Every line below that mentions the word "distortion" should be copied out.

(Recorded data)
******************************

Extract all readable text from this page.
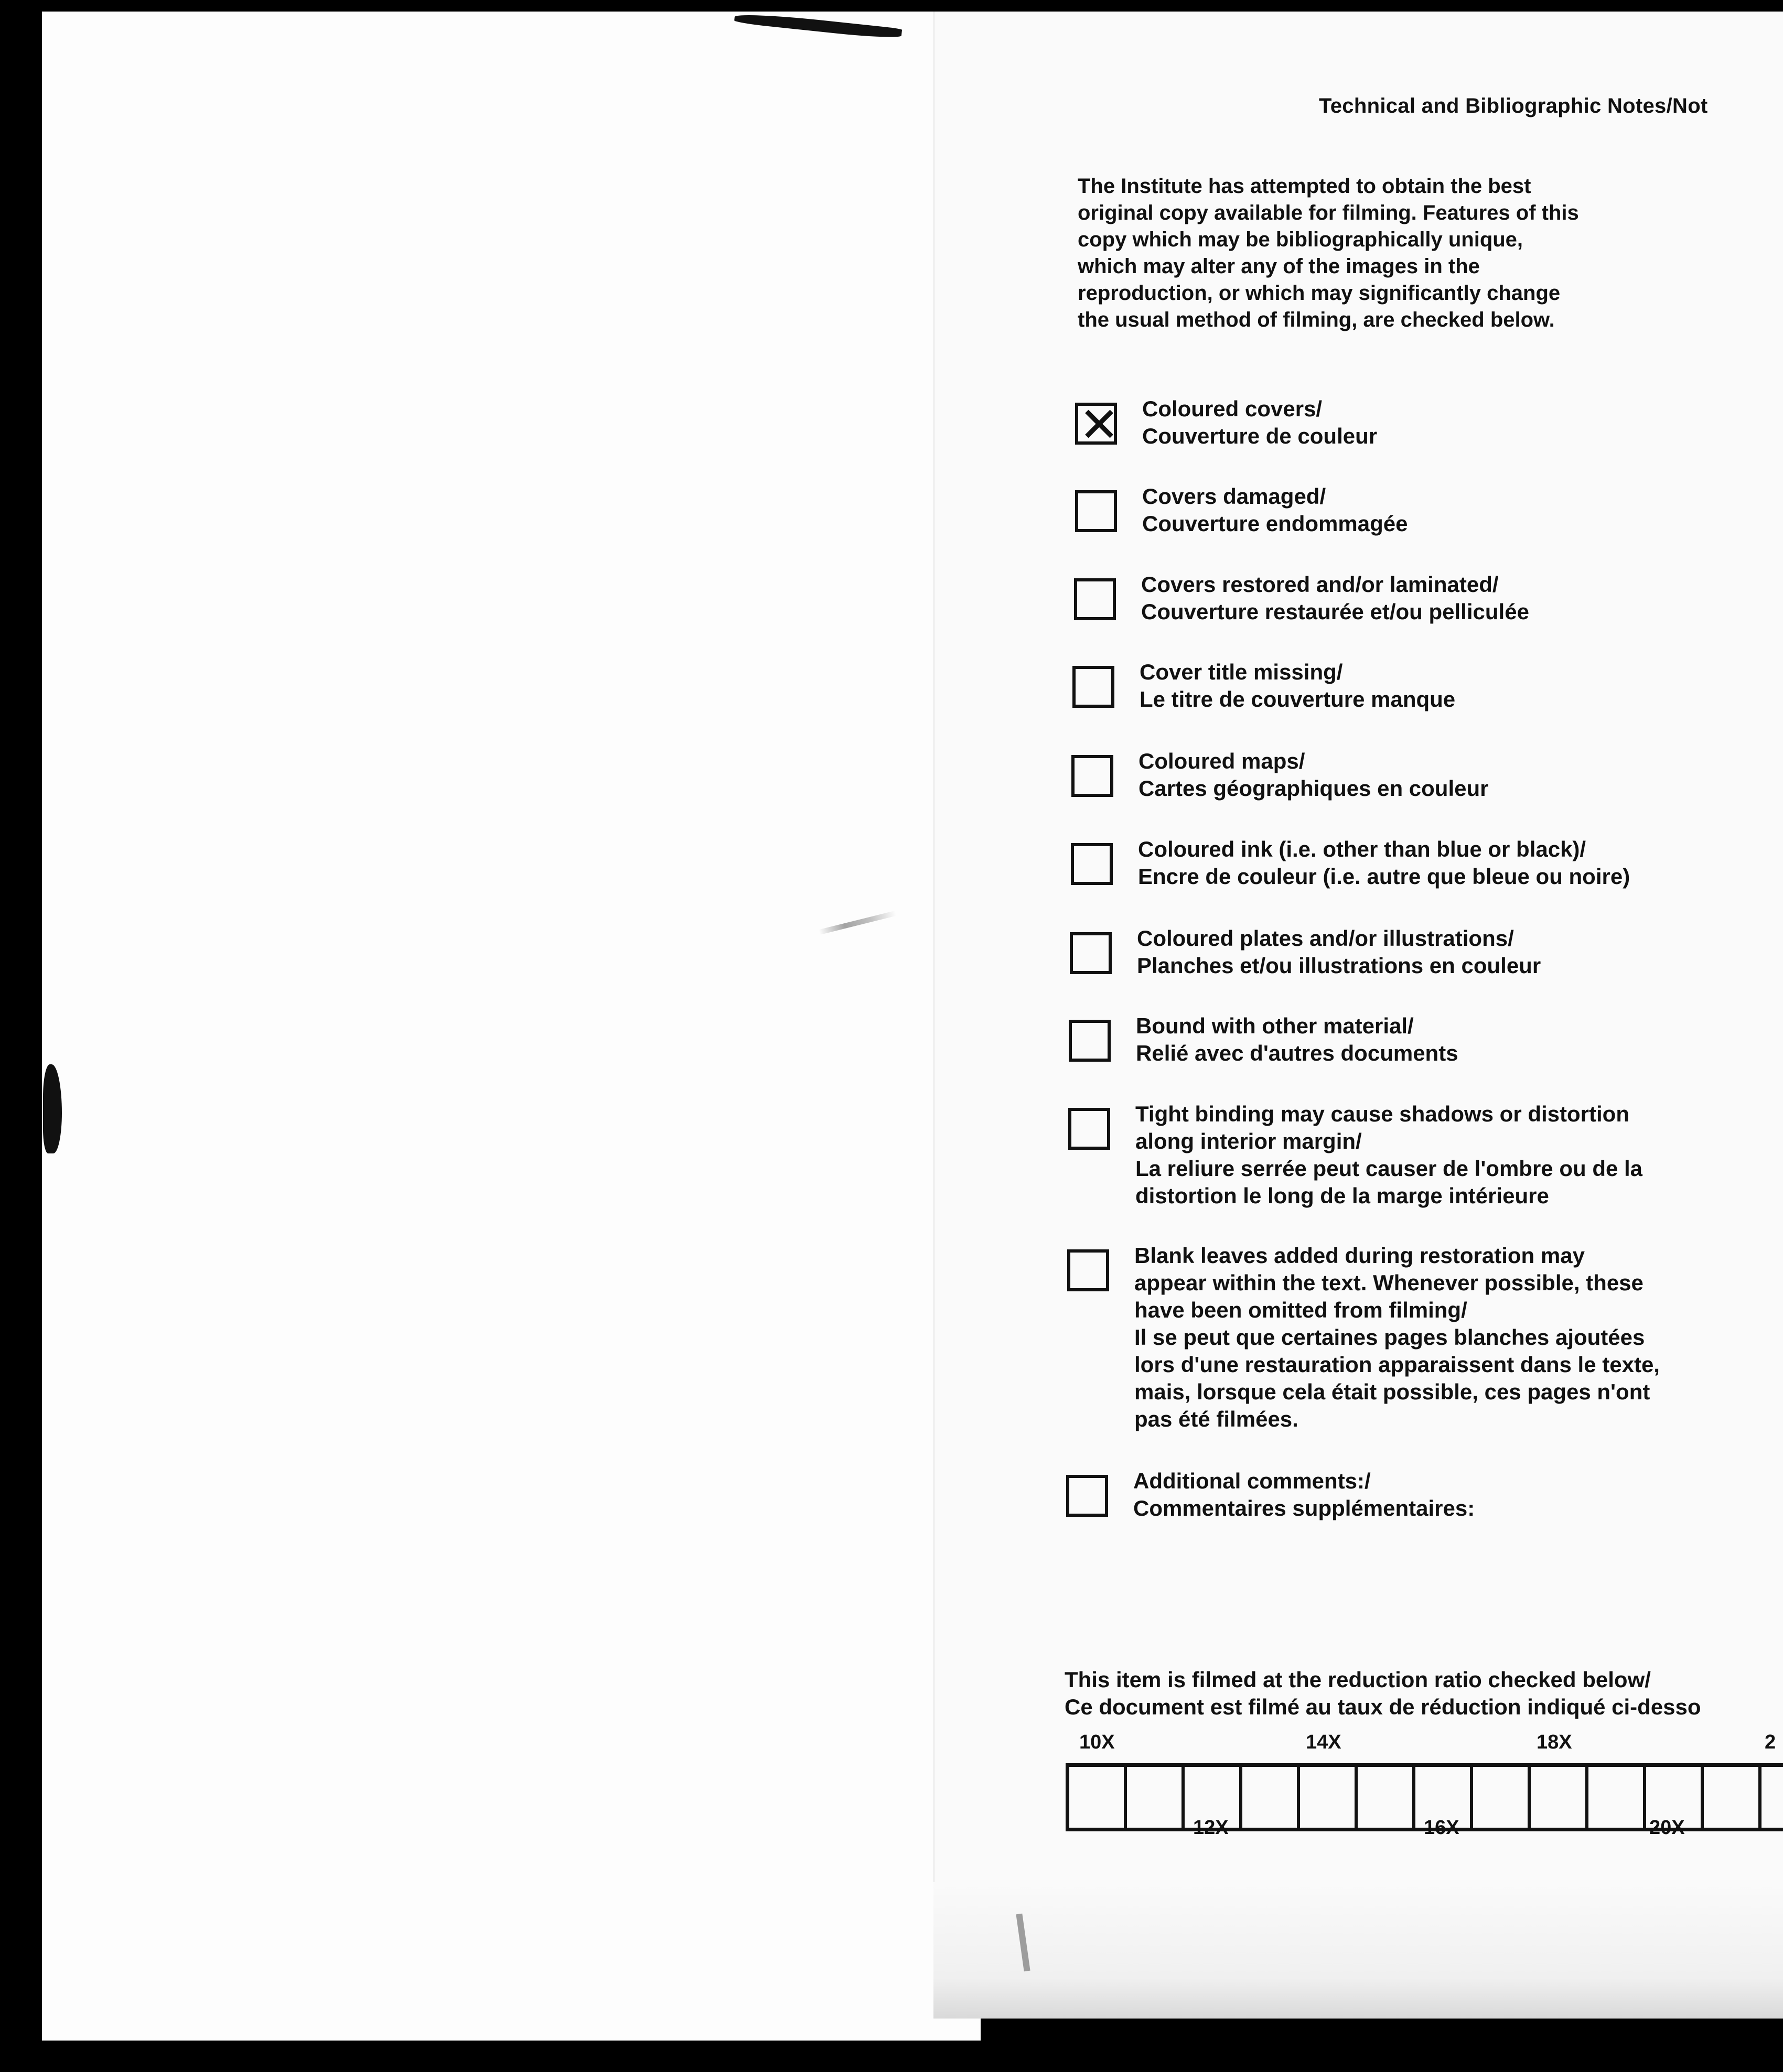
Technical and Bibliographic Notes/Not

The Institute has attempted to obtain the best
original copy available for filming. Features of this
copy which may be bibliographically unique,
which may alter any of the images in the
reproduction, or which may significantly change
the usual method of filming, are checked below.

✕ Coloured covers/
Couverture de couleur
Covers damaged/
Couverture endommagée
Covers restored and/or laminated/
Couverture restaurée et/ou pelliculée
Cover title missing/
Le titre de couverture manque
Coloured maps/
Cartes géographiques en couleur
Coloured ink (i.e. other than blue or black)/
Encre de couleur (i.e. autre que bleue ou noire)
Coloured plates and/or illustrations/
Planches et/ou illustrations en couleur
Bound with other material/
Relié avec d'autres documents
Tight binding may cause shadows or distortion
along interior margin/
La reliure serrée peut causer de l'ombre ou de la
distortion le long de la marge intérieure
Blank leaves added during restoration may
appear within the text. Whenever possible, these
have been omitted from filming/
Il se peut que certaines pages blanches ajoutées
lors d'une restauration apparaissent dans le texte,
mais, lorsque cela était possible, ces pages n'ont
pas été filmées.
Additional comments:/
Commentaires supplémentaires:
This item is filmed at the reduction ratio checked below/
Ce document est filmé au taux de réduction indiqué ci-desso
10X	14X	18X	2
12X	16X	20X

******************************

> ANSWER TO THE EXERCISE:
Tight binding may cause shadows or distortion
distortion le long de la marge intérieure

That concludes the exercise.